» **WHAT THE TASK REQUIRES**
Quote every line as given.

[Stored entries]
◇ ◇ ◇ ◇

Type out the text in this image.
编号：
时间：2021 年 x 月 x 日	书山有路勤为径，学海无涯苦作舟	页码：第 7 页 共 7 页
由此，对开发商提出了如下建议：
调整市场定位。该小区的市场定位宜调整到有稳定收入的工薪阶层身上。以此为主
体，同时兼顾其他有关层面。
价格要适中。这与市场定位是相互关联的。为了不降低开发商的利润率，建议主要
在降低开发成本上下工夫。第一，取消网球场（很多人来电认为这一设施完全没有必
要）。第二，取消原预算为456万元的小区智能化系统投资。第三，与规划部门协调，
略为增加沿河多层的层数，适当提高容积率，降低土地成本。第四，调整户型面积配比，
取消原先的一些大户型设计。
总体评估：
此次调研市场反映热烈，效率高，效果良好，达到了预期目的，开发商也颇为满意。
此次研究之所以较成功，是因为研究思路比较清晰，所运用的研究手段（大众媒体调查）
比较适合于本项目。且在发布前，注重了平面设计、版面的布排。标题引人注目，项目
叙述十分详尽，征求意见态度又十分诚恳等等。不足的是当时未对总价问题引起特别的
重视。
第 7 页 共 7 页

◇ ◇ ◇ ◇

» **RESULT OF THIS EXERCISE**
Type out the text in this image.
编号：
时间：2021 年 x 月 x 日	书山有路勤为径，学海无涯苦作舟	页码：第 7 页 共 7 页
由此，对开发商提出了如下建议：
调整市场定位。该小区的市场定位宜调整到有稳定收入的工薪阶层身上。以此为主
体，同时兼顾其他有关层面。
价格要适中。这与市场定位是相互关联的。为了不降低开发商的利润率，建议主要
在降低开发成本上下工夫。第一，取消网球场（很多人来电认为这一设施完全没有必
要）。第二，取消原预算为456万元的小区智能化系统投资。第三，与规划部门协调，
略为增加沿河多层的层数，适当提高容积率，降低土地成本。第四，调整户型面积配比，
取消原先的一些大户型设计。
总体评估：
此次调研市场反映热烈，效率高，效果良好，达到了预期目的，开发商也颇为满意。
此次研究之所以较成功，是因为研究思路比较清晰，所运用的研究手段（大众媒体调查）
比较适合于本项目。且在发布前，注重了平面设计、版面的布排。标题引人注目，项目
叙述十分详尽，征求意见态度又十分诚恳等等。不足的是当时未对总价问题引起特别的
重视。
第 7 页 共 7 页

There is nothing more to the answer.